EXTRACT
···
1. ## Question about Area between curves, don't get..

Find the area of the region bounded by the graph of y= .25x^4 + x^3/3 - 2x^2 -4x and the line joining it's two relative minimum..

What do I do?

I have taken the derivative, set to to 0 and got x=2, what else do I do???

2. That's good. Now set it equal to zero.
Find these two mins, both x and y.
Then get the line that connects them, y=mx+b.
Finally integrate y2= .25x^4 + x^3/3 - 2x^2 -4x and y1=mx+b
with integrand y2-y1 and the bounds will be the two x's you obtained from the mins.

3. How do I find the tangent line? They don't give me a set of points in order to use for the point slope form.. I can find m, but what is y1 and x1??

Would I use one of the relative minima as my (x, y)??
···
EXERCISE BRIEF
Please copy the area-between-curves thread word for word, starting at "Find the area" and ending at "from the mins.". The items after the area-between-curves thread are not needed.

DATA
···
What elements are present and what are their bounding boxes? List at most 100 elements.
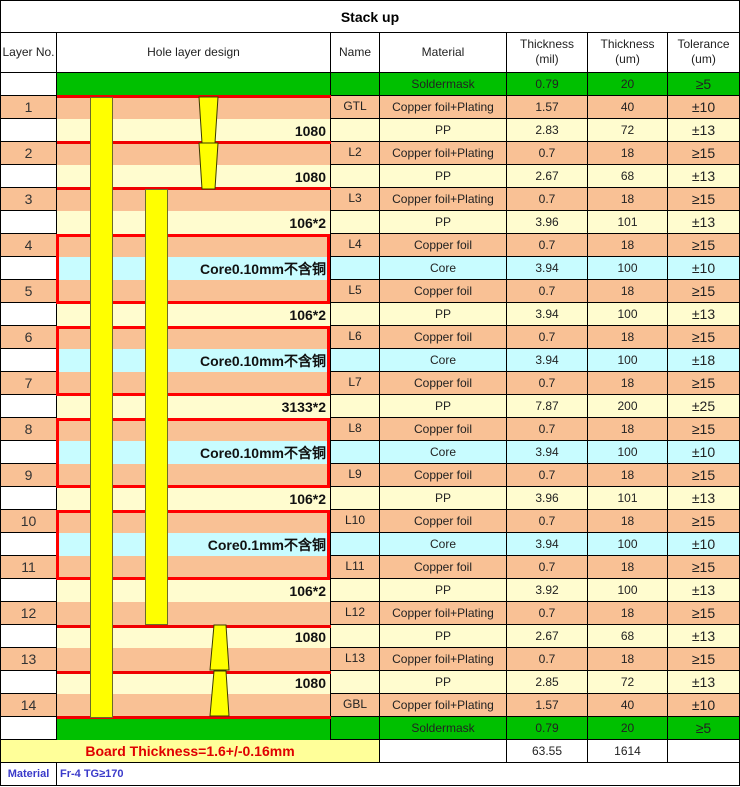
···
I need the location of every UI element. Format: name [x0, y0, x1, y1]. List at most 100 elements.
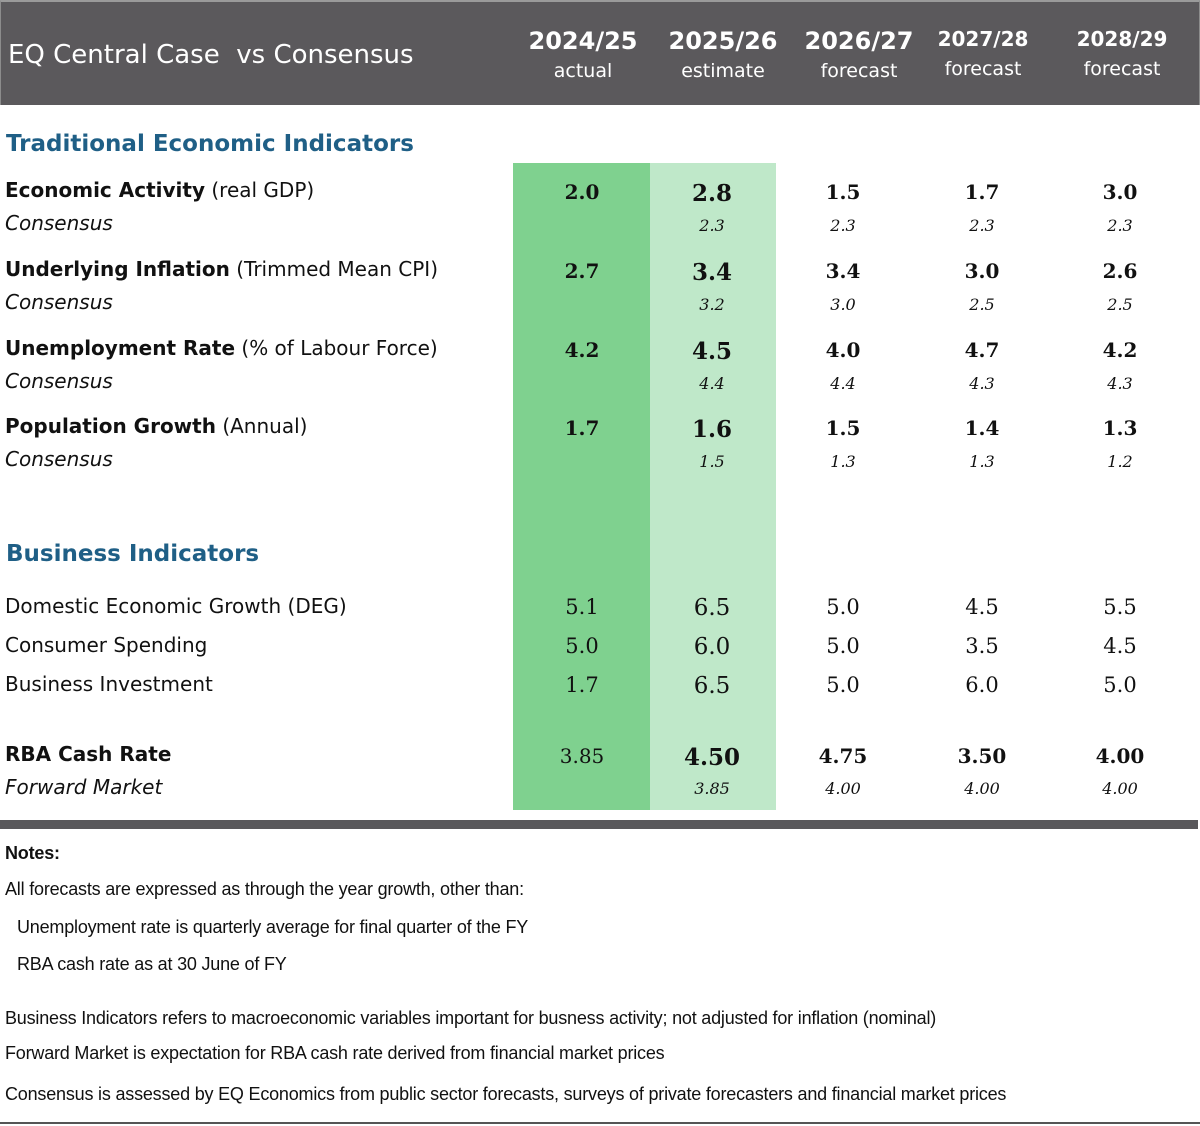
···
WRITTEN REPLY
Find the area of the region bounded by the graph of y= .25x^4 + x^3/3 - 2x^2 -4x and the line joining it's two relative minimum..

What do I do?

I have taken the derivative, set to to 0 and got x=2, what else do I do???

2. That's good. Now set it equal to zero.
Find these two mins, both x and y.
Then get the line that connects them, y=mx+b.
Finally integrate y2= .25x^4 + x^3/3 - 2x^2 -4x and y1=mx+b
with integrand y2-y1 and the bounds will be the two x's you obtained from the mins.